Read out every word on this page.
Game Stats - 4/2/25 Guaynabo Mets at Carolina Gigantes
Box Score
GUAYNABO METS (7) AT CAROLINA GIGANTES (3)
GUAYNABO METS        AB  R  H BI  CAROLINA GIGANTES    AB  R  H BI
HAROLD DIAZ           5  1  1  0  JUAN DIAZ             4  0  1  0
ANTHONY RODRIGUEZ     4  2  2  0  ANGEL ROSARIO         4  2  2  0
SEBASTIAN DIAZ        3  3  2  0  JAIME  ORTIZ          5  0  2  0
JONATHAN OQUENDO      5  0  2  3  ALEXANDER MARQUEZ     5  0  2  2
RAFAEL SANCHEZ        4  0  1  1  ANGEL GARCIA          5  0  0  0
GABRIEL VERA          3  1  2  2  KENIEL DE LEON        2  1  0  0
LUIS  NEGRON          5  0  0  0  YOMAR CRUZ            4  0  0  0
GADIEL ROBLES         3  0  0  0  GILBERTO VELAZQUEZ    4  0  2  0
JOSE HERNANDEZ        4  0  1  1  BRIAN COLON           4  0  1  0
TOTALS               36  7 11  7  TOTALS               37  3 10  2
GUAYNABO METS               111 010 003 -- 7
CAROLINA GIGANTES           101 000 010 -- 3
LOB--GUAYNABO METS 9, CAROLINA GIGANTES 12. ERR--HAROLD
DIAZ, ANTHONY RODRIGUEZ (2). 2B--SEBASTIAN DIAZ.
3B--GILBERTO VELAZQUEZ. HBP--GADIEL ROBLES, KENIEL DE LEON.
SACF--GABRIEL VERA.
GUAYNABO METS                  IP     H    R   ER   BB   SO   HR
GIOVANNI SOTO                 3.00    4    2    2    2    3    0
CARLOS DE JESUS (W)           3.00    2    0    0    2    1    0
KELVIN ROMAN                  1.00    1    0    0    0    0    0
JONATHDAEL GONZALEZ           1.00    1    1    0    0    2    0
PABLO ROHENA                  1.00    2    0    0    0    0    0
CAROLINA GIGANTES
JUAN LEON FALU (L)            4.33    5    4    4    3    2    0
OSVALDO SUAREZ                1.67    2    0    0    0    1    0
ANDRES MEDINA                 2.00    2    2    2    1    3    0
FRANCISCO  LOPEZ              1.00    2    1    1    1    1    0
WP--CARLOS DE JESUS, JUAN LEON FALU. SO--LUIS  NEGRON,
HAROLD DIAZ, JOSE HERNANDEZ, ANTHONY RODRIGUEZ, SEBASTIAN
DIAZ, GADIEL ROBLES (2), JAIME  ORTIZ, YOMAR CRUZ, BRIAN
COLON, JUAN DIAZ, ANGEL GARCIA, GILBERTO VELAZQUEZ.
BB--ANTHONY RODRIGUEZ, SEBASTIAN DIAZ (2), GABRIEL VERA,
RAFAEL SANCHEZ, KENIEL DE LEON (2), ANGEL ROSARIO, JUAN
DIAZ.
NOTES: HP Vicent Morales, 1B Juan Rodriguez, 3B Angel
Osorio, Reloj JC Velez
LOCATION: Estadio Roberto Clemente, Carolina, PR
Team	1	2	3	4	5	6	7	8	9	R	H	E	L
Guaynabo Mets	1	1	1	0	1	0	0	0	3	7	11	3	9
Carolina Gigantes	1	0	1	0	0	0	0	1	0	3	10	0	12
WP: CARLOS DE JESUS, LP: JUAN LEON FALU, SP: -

......

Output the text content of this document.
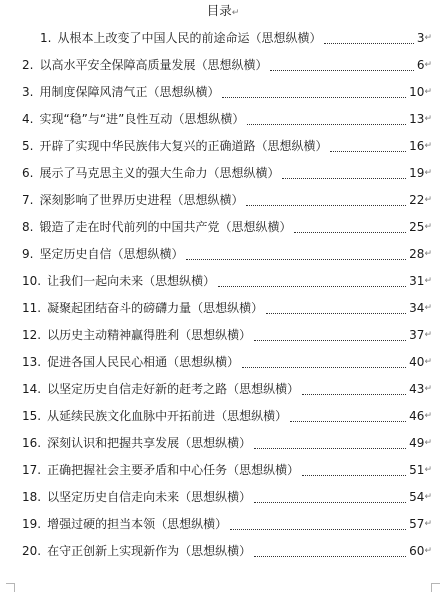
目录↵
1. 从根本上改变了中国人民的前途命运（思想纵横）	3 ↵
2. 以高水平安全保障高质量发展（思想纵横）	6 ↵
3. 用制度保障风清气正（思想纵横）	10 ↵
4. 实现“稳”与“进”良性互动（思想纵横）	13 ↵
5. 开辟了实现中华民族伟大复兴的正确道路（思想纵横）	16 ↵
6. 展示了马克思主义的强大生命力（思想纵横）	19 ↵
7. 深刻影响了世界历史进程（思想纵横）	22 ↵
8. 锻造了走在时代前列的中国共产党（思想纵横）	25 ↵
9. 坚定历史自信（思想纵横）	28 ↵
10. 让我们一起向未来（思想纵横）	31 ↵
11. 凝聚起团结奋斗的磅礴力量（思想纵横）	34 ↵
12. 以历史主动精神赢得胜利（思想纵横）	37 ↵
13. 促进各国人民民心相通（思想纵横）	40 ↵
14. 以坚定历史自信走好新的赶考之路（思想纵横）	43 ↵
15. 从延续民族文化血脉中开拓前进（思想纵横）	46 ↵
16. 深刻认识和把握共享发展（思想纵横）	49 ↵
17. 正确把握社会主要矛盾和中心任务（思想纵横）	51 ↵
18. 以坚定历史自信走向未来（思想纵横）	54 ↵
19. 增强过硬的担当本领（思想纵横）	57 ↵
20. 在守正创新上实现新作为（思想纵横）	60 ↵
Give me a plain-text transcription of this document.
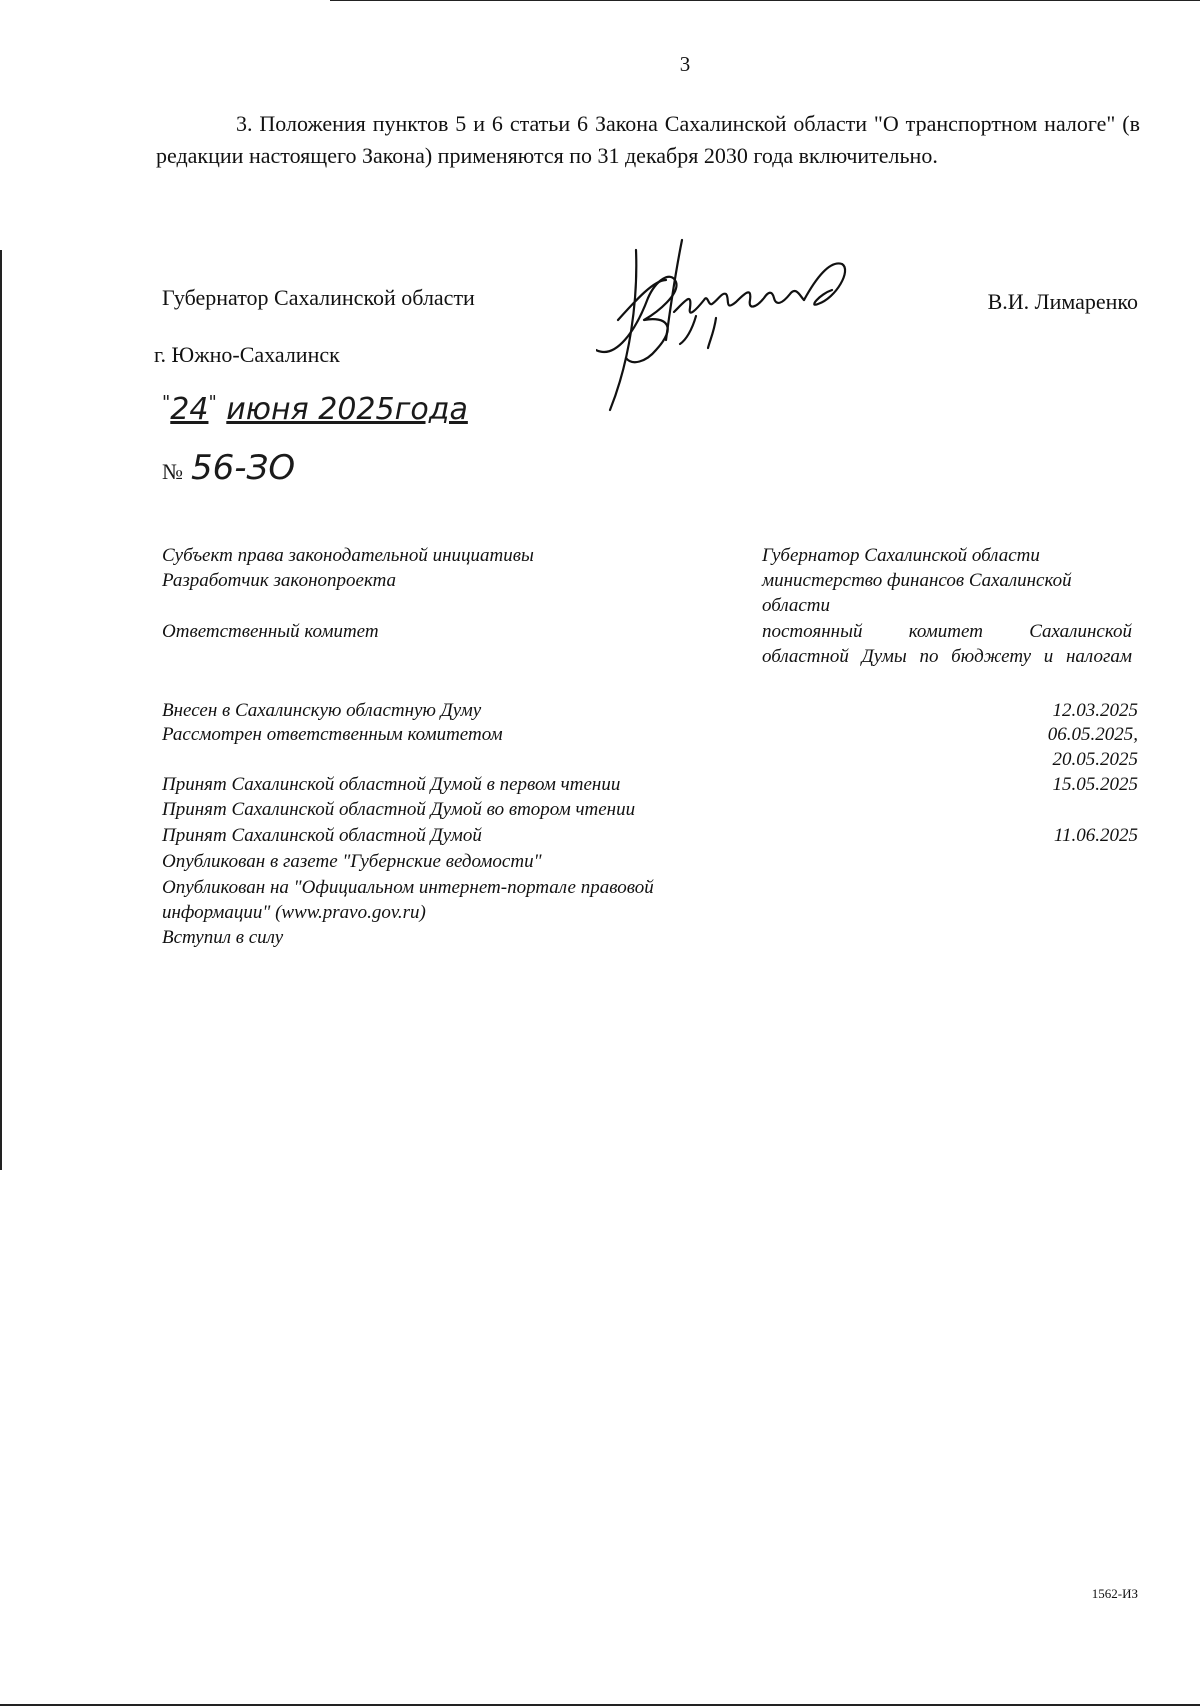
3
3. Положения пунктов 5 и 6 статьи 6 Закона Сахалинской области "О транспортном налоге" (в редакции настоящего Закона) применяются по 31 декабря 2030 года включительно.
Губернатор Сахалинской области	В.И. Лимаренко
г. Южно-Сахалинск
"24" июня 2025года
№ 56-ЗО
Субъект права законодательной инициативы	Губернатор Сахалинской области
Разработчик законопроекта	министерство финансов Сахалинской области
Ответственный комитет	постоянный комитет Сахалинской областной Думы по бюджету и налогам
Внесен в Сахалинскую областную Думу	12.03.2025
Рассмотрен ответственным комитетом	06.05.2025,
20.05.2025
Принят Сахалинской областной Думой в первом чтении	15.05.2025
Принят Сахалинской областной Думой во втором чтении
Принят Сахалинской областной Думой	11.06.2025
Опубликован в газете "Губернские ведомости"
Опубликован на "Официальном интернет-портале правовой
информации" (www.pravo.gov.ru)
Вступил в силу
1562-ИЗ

......

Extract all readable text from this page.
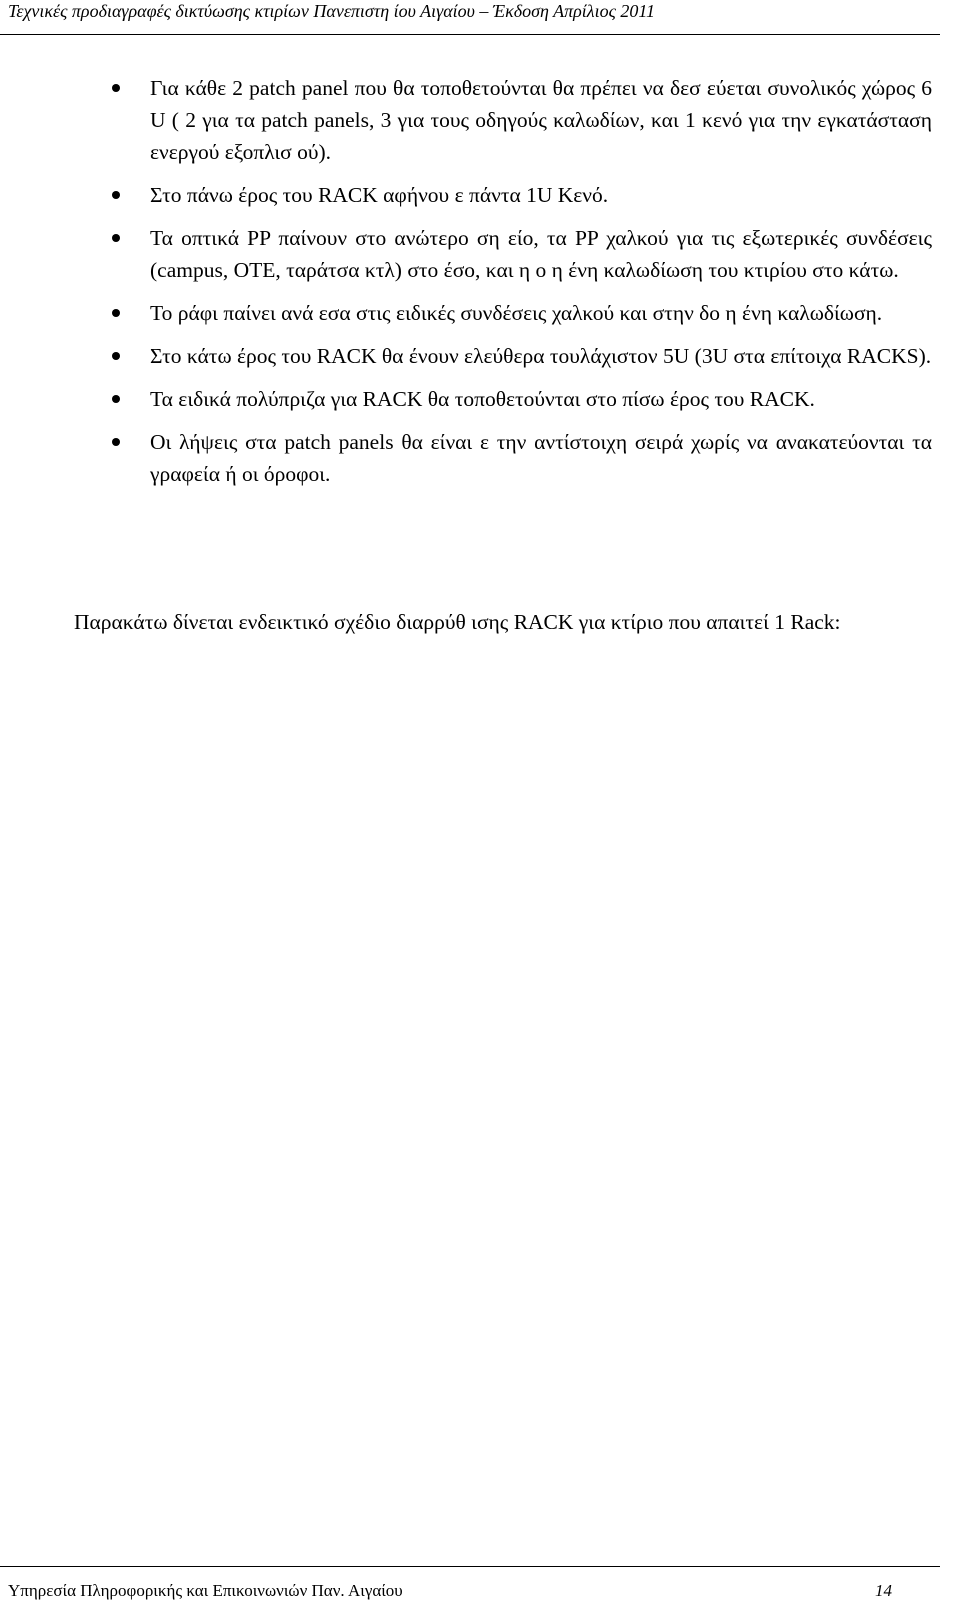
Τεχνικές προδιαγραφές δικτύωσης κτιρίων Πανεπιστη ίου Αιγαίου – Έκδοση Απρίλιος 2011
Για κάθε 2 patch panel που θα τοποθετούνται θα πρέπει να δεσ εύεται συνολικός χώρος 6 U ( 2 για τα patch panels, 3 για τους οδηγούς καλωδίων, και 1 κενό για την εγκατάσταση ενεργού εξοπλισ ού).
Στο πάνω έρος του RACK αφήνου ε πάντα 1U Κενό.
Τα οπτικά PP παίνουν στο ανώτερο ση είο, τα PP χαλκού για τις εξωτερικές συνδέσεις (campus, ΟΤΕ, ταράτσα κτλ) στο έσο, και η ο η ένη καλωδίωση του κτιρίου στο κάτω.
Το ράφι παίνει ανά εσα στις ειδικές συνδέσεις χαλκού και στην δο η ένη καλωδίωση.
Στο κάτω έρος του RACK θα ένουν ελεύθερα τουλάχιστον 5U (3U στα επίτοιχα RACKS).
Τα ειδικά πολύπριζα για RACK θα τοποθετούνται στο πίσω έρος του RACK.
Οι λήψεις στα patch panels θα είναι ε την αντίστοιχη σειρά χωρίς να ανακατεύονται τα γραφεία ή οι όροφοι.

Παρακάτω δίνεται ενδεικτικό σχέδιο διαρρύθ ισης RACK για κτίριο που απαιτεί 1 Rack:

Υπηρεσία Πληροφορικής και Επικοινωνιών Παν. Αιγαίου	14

......

§ **WRITTEN TASK**
Copy all lines of the material above where the string "χαλκού" occurs.

§ **THE RESULT**
Τα οπτικά PP παίνουν στο ανώτερο ση είο, τα PP χαλκού για τις εξωτερικές συνδέσεις (campus, ΟΤΕ, ταράτσα κτλ) στο έσο, και η ο η ένη καλωδίωση του κτιρίου στο κάτω.
Το ράφι παίνει ανά εσα στις ειδικές συνδέσεις χαλκού και στην δο η ένη καλωδίωση.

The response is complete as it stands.